◆ Short exercise: All of the data should be output character for character, except the pictures.

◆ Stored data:
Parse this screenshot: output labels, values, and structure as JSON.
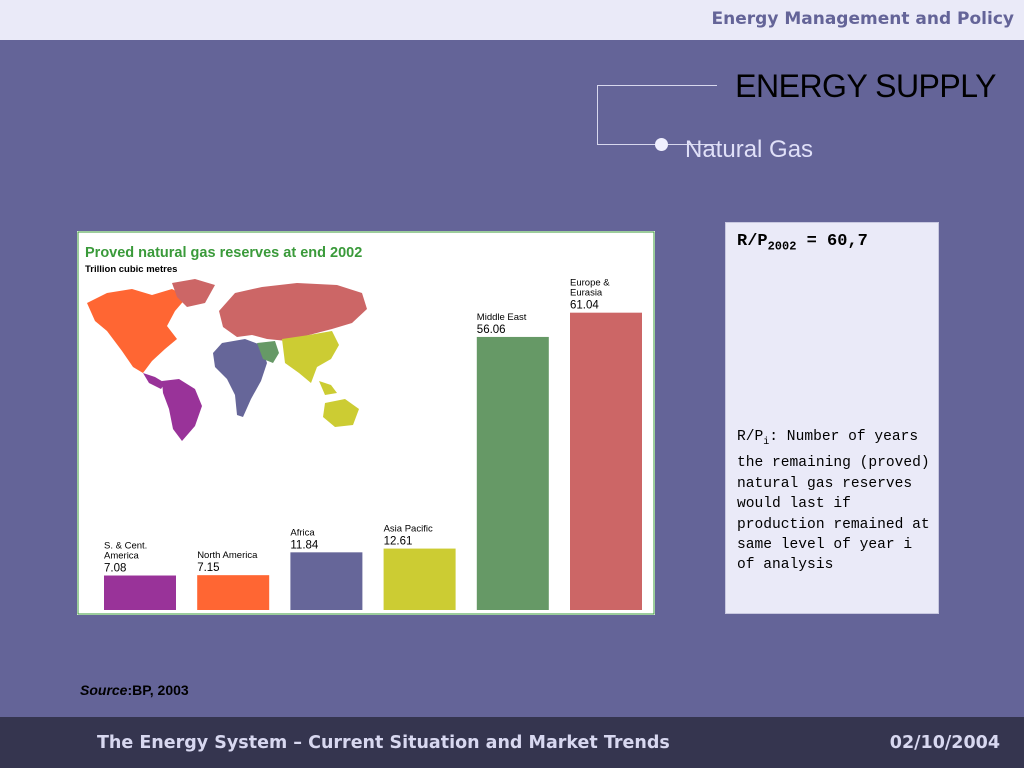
{
  "header": {
    "course": "Energy Management and Policy"
  },
  "slide": {
    "title": "ENERGY SUPPLY",
    "subtitle": "Natural Gas"
  },
  "info": {
    "rp_label": "R/P",
    "rp_year": "2002",
    "rp_value": "= 60,7",
    "desc_prefix": "R/P",
    "desc_sub": "i",
    "desc_text": ": Number of years the remaining (proved) natural gas reserves would last if production remained at same level of year i of analysis"
  },
  "source": {
    "label": "Source",
    "text": ":BP, 2003"
  },
  "footer": {
    "left": "The Energy System – Current Situation and Market Trends",
    "right": "02/10/2004"
  },
  "colors": {
    "chart_title": "#3a9a3a",
    "bars": [
      "#993399",
      "#ff6633",
      "#666699",
      "#cccc33",
      "#669966",
      "#cc6666"
    ]
  },
  "chart_data": {
    "type": "bar",
    "title": "Proved natural gas reserves at end 2002",
    "subtitle": "Trillion cubic metres",
    "ylim": [
      0,
      62
    ],
    "categories": [
      [
        "S. & Cent.",
        "America"
      ],
      [
        "North America"
      ],
      [
        "Africa"
      ],
      [
        "Asia Pacific"
      ],
      [
        "Middle East"
      ],
      [
        "Europe &",
        "Eurasia"
      ]
    ],
    "values": [
      7.08,
      7.15,
      11.84,
      12.61,
      56.06,
      61.04
    ],
    "value_labels": [
      "7.08",
      "7.15",
      "11.84",
      "12.61",
      "56.06",
      "61.04"
    ],
    "grid": false,
    "legend": "none",
    "inset": "world map colored by region"
  }
}
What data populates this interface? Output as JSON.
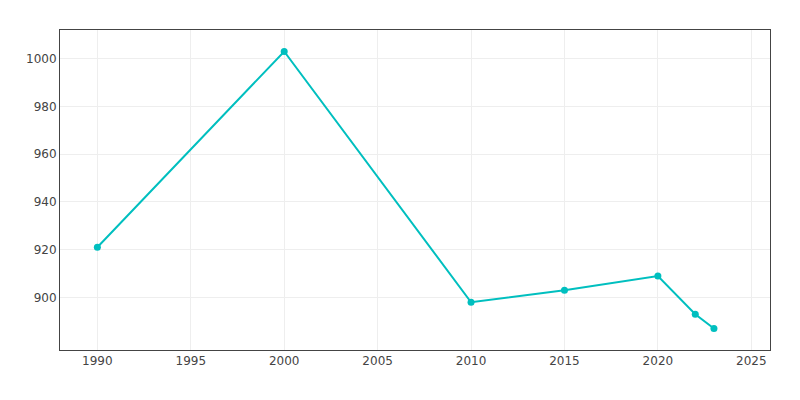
{
  "chart_data": {
    "type": "line",
    "x": [
      1990,
      2000,
      2010,
      2015,
      2020,
      2022,
      2023
    ],
    "values": [
      921,
      1003,
      898,
      903,
      909,
      893,
      887
    ],
    "color": "#00BFBF",
    "marker": "circle",
    "line_style": "solid",
    "xlim": [
      1988,
      2026
    ],
    "ylim": [
      878,
      1012
    ],
    "xticks": [
      1990,
      1995,
      2000,
      2005,
      2010,
      2015,
      2020,
      2025
    ],
    "yticks": [
      900,
      920,
      940,
      960,
      980,
      1000
    ],
    "grid": true
  }
}
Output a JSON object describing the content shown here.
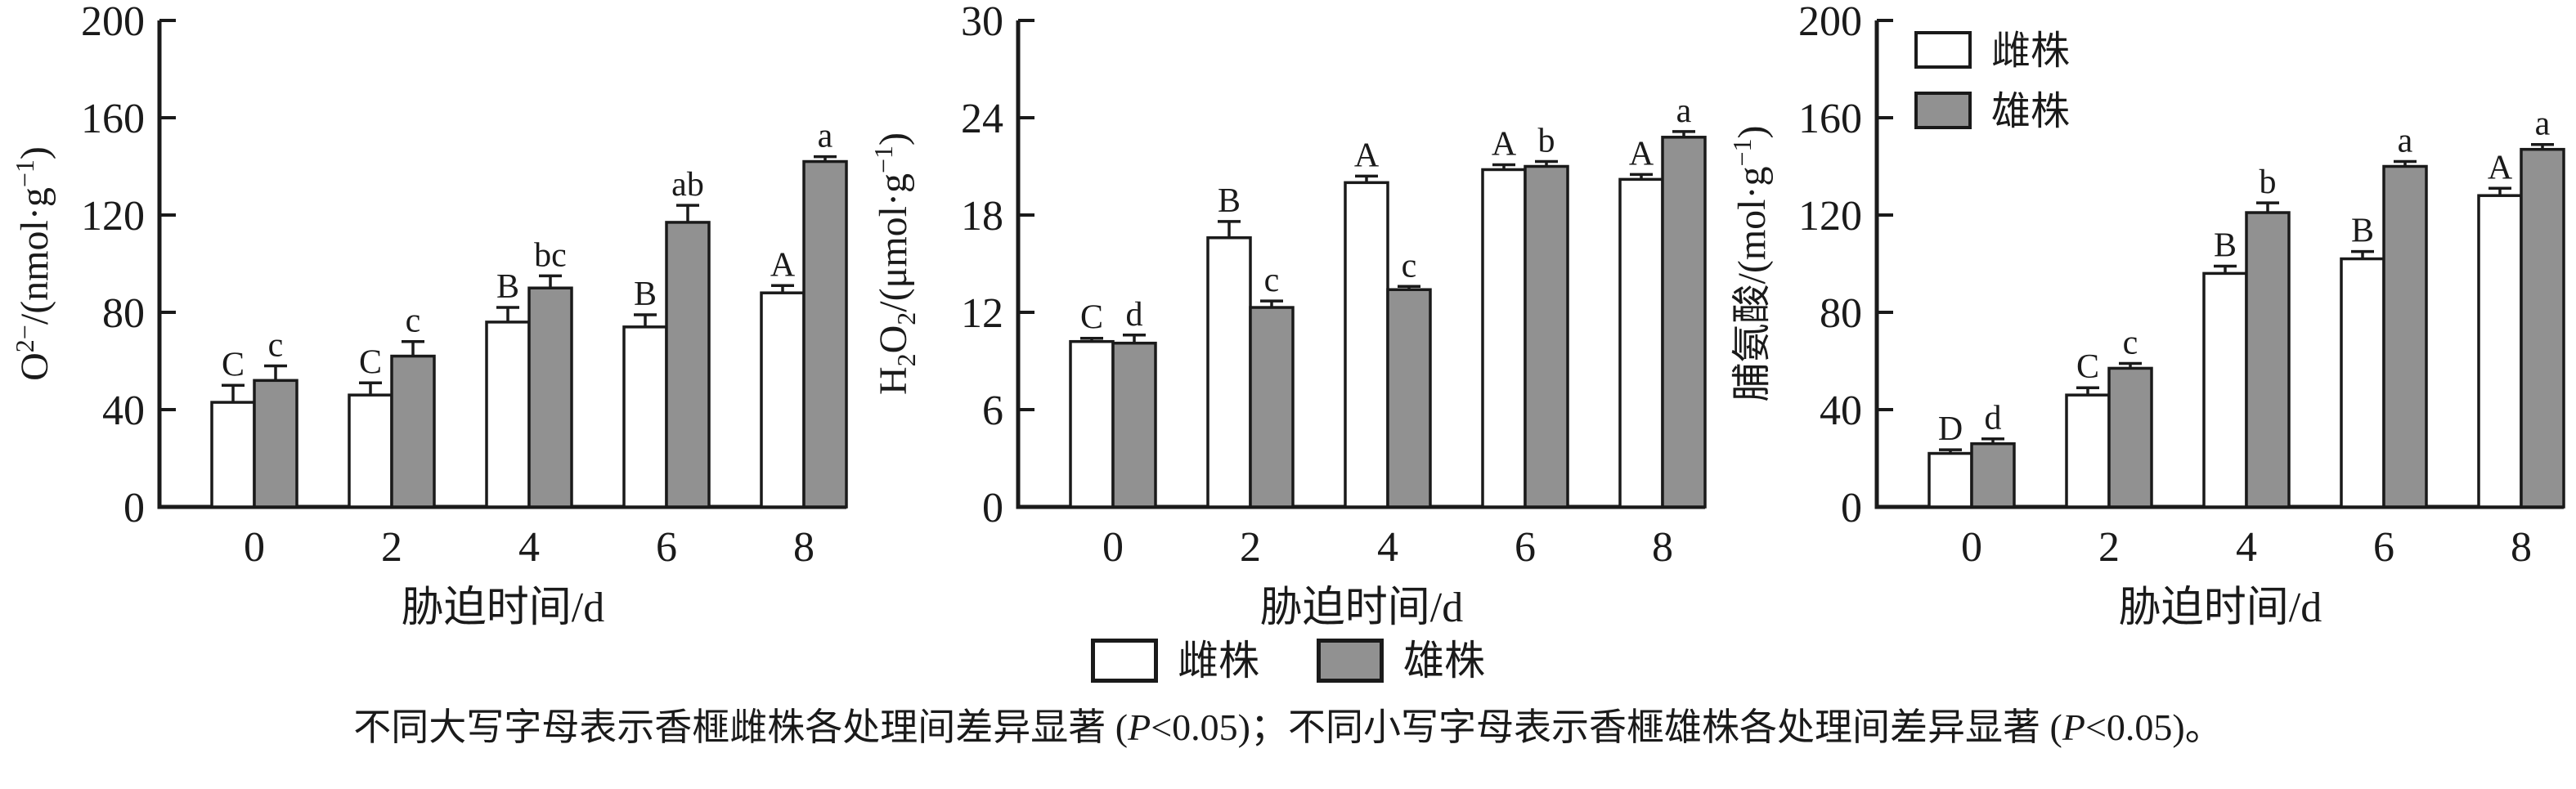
{
  "figure": {
    "xlabel": "胁迫时间/d",
    "note": "不同大写字母表示香榧雌株各处理间差异显著 (P<0.05)；不同小写字母表示香榧雄株各处理间差异显著 (P<0.05)。",
    "note_parts": [
      {
        "text": "不同大写字母表示香榧雌株各处理间差异显著 (",
        "italic": false
      },
      {
        "text": "P",
        "italic": true
      },
      {
        "text": "<0.05)；不同小写字母表示香榧雄株各处理间差异显著 (",
        "italic": false
      },
      {
        "text": "P",
        "italic": true
      },
      {
        "text": "<0.05)。",
        "italic": false
      }
    ]
  },
  "legend": {
    "position": "bottom-center",
    "items": [
      {
        "label": "雌株",
        "fill": "#ffffff"
      },
      {
        "label": "雄株",
        "fill": "#919191"
      }
    ]
  },
  "colors": {
    "female_fill": "#ffffff",
    "male_fill": "#919191",
    "stroke": "#1a1a1a",
    "background": "#ffffff"
  },
  "chart_data": [
    {
      "type": "bar",
      "title": "",
      "xlabel": "胁迫时间/d",
      "ylabel": "O²⁻/(nmol·g⁻¹)",
      "ylabel_parts": [
        {
          "text": "O",
          "script": "normal"
        },
        {
          "text": "2−",
          "script": "sup"
        },
        {
          "text": "/(nmol·g",
          "script": "normal"
        },
        {
          "text": "−1",
          "script": "sup"
        },
        {
          "text": ")",
          "script": "normal"
        }
      ],
      "categories": [
        "0",
        "2",
        "4",
        "6",
        "8"
      ],
      "ylim": [
        0,
        200
      ],
      "yticks": [
        0,
        40,
        80,
        120,
        160,
        200
      ],
      "grid": false,
      "inset_legend": false,
      "series": [
        {
          "name": "雌株",
          "fill": "#ffffff",
          "values": [
            43,
            46,
            76,
            74,
            88
          ],
          "errors": [
            7,
            5,
            6,
            5,
            3
          ],
          "letters": [
            "C",
            "C",
            "B",
            "B",
            "A"
          ]
        },
        {
          "name": "雄株",
          "fill": "#919191",
          "values": [
            52,
            62,
            90,
            117,
            142
          ],
          "errors": [
            6,
            6,
            5,
            7,
            2
          ],
          "letters": [
            "c",
            "c",
            "bc",
            "ab",
            "a"
          ]
        }
      ]
    },
    {
      "type": "bar",
      "title": "",
      "xlabel": "胁迫时间/d",
      "ylabel": "H₂O₂/(μmol·g⁻¹)",
      "ylabel_parts": [
        {
          "text": "H",
          "script": "normal"
        },
        {
          "text": "2",
          "script": "sub"
        },
        {
          "text": "O",
          "script": "normal"
        },
        {
          "text": "2",
          "script": "sub"
        },
        {
          "text": "/(μmol·g",
          "script": "normal"
        },
        {
          "text": "−1",
          "script": "sup"
        },
        {
          "text": ")",
          "script": "normal"
        }
      ],
      "categories": [
        "0",
        "2",
        "4",
        "6",
        "8"
      ],
      "ylim": [
        0,
        30
      ],
      "yticks": [
        0,
        6,
        12,
        18,
        24,
        30
      ],
      "grid": false,
      "inset_legend": false,
      "series": [
        {
          "name": "雌株",
          "fill": "#ffffff",
          "values": [
            10.2,
            16.6,
            20.0,
            20.8,
            20.2
          ],
          "errors": [
            0.2,
            1.0,
            0.4,
            0.3,
            0.3
          ],
          "letters": [
            "C",
            "B",
            "A",
            "A",
            "A"
          ]
        },
        {
          "name": "雄株",
          "fill": "#919191",
          "values": [
            10.1,
            12.3,
            13.4,
            21.0,
            22.8
          ],
          "errors": [
            0.5,
            0.4,
            0.2,
            0.3,
            0.35
          ],
          "letters": [
            "d",
            "c",
            "c",
            "b",
            "a"
          ]
        }
      ]
    },
    {
      "type": "bar",
      "title": "",
      "xlabel": "胁迫时间/d",
      "ylabel": "脯氨酸/(mol·g⁻¹)",
      "ylabel_parts": [
        {
          "text": "脯氨酸/(mol·g",
          "script": "normal"
        },
        {
          "text": "−1",
          "script": "sup"
        },
        {
          "text": ")",
          "script": "normal"
        }
      ],
      "categories": [
        "0",
        "2",
        "4",
        "6",
        "8"
      ],
      "ylim": [
        0,
        200
      ],
      "yticks": [
        0,
        40,
        80,
        120,
        160,
        200
      ],
      "grid": false,
      "inset_legend": true,
      "series": [
        {
          "name": "雌株",
          "fill": "#ffffff",
          "values": [
            22,
            46,
            96,
            102,
            128
          ],
          "errors": [
            1.5,
            3,
            3,
            3,
            3
          ],
          "letters": [
            "D",
            "C",
            "B",
            "B",
            "A"
          ]
        },
        {
          "name": "雄株",
          "fill": "#919191",
          "values": [
            26,
            57,
            121,
            140,
            147
          ],
          "errors": [
            2,
            2,
            4,
            2,
            2
          ],
          "letters": [
            "d",
            "c",
            "b",
            "a",
            "a"
          ]
        }
      ]
    }
  ]
}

◆ Solution for this task:
Parse this screenshot: output labels, values, and structure as JSON.
{
  "header": {
    "course": "Energy Management and Policy"
  },
  "slide": {
    "title": "ENERGY SUPPLY",
    "subtitle": "Natural Gas"
  },
  "info": {
    "rp_label": "R/P",
    "rp_year": "2002",
    "rp_value": "= 60,7",
    "desc_prefix": "R/P",
    "desc_sub": "i",
    "desc_text": ": Number of years the remaining (proved) natural gas reserves would last if production remained at same level of year i of analysis"
  },
  "source": {
    "label": "Source",
    "text": ":BP, 2003"
  },
  "footer": {
    "left": "The Energy System – Current Situation and Market Trends",
    "right": "02/10/2004"
  },
  "colors": {
    "chart_title": "#3a9a3a",
    "bars": [
      "#993399",
      "#ff6633",
      "#666699",
      "#cccc33",
      "#669966",
      "#cc6666"
    ]
  },
  "chart_data": {
    "type": "bar",
    "title": "Proved natural gas reserves at end 2002",
    "subtitle": "Trillion cubic metres",
    "ylim": [
      0,
      62
    ],
    "categories": [
      [
        "S. & Cent.",
        "America"
      ],
      [
        "North America"
      ],
      [
        "Africa"
      ],
      [
        "Asia Pacific"
      ],
      [
        "Middle East"
      ],
      [
        "Europe &",
        "Eurasia"
      ]
    ],
    "values": [
      7.08,
      7.15,
      11.84,
      12.61,
      56.06,
      61.04
    ],
    "value_labels": [
      "7.08",
      "7.15",
      "11.84",
      "12.61",
      "56.06",
      "61.04"
    ],
    "grid": false,
    "legend": "none",
    "inset": "world map colored by region"
  }
}
What data populates this interface? Output as JSON.
{
  "chart_data": {
    "type": "line",
    "x": [
      1990,
      2000,
      2010,
      2015,
      2020,
      2022,
      2023
    ],
    "values": [
      921,
      1003,
      898,
      903,
      909,
      893,
      887
    ],
    "color": "#00BFBF",
    "marker": "circle",
    "line_style": "solid",
    "xlim": [
      1988,
      2026
    ],
    "ylim": [
      878,
      1012
    ],
    "xticks": [
      1990,
      1995,
      2000,
      2005,
      2010,
      2015,
      2020,
      2025
    ],
    "yticks": [
      900,
      920,
      940,
      960,
      980,
      1000
    ],
    "grid": true
  }
}
Output a JSON object describing the content shown here.
{
  "figure": {
    "xlabel": "胁迫时间/d",
    "note": "不同大写字母表示香榧雌株各处理间差异显著 (P<0.05)；不同小写字母表示香榧雄株各处理间差异显著 (P<0.05)。",
    "note_parts": [
      {
        "text": "不同大写字母表示香榧雌株各处理间差异显著 (",
        "italic": false
      },
      {
        "text": "P",
        "italic": true
      },
      {
        "text": "<0.05)；不同小写字母表示香榧雄株各处理间差异显著 (",
        "italic": false
      },
      {
        "text": "P",
        "italic": true
      },
      {
        "text": "<0.05)。",
        "italic": false
      }
    ]
  },
  "legend": {
    "position": "bottom-center",
    "items": [
      {
        "label": "雌株",
        "fill": "#ffffff"
      },
      {
        "label": "雄株",
        "fill": "#919191"
      }
    ]
  },
  "colors": {
    "female_fill": "#ffffff",
    "male_fill": "#919191",
    "stroke": "#1a1a1a",
    "background": "#ffffff"
  },
  "chart_data": [
    {
      "type": "bar",
      "title": "",
      "xlabel": "胁迫时间/d",
      "ylabel": "O²⁻/(nmol·g⁻¹)",
      "ylabel_parts": [
        {
          "text": "O",
          "script": "normal"
        },
        {
          "text": "2−",
          "script": "sup"
        },
        {
          "text": "/(nmol·g",
          "script": "normal"
        },
        {
          "text": "−1",
          "script": "sup"
        },
        {
          "text": ")",
          "script": "normal"
        }
      ],
      "categories": [
        "0",
        "2",
        "4",
        "6",
        "8"
      ],
      "ylim": [
        0,
        200
      ],
      "yticks": [
        0,
        40,
        80,
        120,
        160,
        200
      ],
      "grid": false,
      "inset_legend": false,
      "series": [
        {
          "name": "雌株",
          "fill": "#ffffff",
          "values": [
            43,
            46,
            76,
            74,
            88
          ],
          "errors": [
            7,
            5,
            6,
            5,
            3
          ],
          "letters": [
            "C",
            "C",
            "B",
            "B",
            "A"
          ]
        },
        {
          "name": "雄株",
          "fill": "#919191",
          "values": [
            52,
            62,
            90,
            117,
            142
          ],
          "errors": [
            6,
            6,
            5,
            7,
            2
          ],
          "letters": [
            "c",
            "c",
            "bc",
            "ab",
            "a"
          ]
        }
      ]
    },
    {
      "type": "bar",
      "title": "",
      "xlabel": "胁迫时间/d",
      "ylabel": "H₂O₂/(μmol·g⁻¹)",
      "ylabel_parts": [
        {
          "text": "H",
          "script": "normal"
        },
        {
          "text": "2",
          "script": "sub"
        },
        {
          "text": "O",
          "script": "normal"
        },
        {
          "text": "2",
          "script": "sub"
        },
        {
          "text": "/(μmol·g",
          "script": "normal"
        },
        {
          "text": "−1",
          "script": "sup"
        },
        {
          "text": ")",
          "script": "normal"
        }
      ],
      "categories": [
        "0",
        "2",
        "4",
        "6",
        "8"
      ],
      "ylim": [
        0,
        30
      ],
      "yticks": [
        0,
        6,
        12,
        18,
        24,
        30
      ],
      "grid": false,
      "inset_legend": false,
      "series": [
        {
          "name": "雌株",
          "fill": "#ffffff",
          "values": [
            10.2,
            16.6,
            20.0,
            20.8,
            20.2
          ],
          "errors": [
            0.2,
            1.0,
            0.4,
            0.3,
            0.3
          ],
          "letters": [
            "C",
            "B",
            "A",
            "A",
            "A"
          ]
        },
        {
          "name": "雄株",
          "fill": "#919191",
          "values": [
            10.1,
            12.3,
            13.4,
            21.0,
            22.8
          ],
          "errors": [
            0.5,
            0.4,
            0.2,
            0.3,
            0.35
          ],
          "letters": [
            "d",
            "c",
            "c",
            "b",
            "a"
          ]
        }
      ]
    },
    {
      "type": "bar",
      "title": "",
      "xlabel": "胁迫时间/d",
      "ylabel": "脯氨酸/(mol·g⁻¹)",
      "ylabel_parts": [
        {
          "text": "脯氨酸/(mol·g",
          "script": "normal"
        },
        {
          "text": "−1",
          "script": "sup"
        },
        {
          "text": ")",
          "script": "normal"
        }
      ],
      "categories": [
        "0",
        "2",
        "4",
        "6",
        "8"
      ],
      "ylim": [
        0,
        200
      ],
      "yticks": [
        0,
        40,
        80,
        120,
        160,
        200
      ],
      "grid": false,
      "inset_legend": true,
      "series": [
        {
          "name": "雌株",
          "fill": "#ffffff",
          "values": [
            22,
            46,
            96,
            102,
            128
          ],
          "errors": [
            1.5,
            3,
            3,
            3,
            3
          ],
          "letters": [
            "D",
            "C",
            "B",
            "B",
            "A"
          ]
        },
        {
          "name": "雄株",
          "fill": "#919191",
          "values": [
            26,
            57,
            121,
            140,
            147
          ],
          "errors": [
            2,
            2,
            4,
            2,
            2
          ],
          "letters": [
            "d",
            "c",
            "b",
            "a",
            "a"
          ]
        }
      ]
    }
  ]
}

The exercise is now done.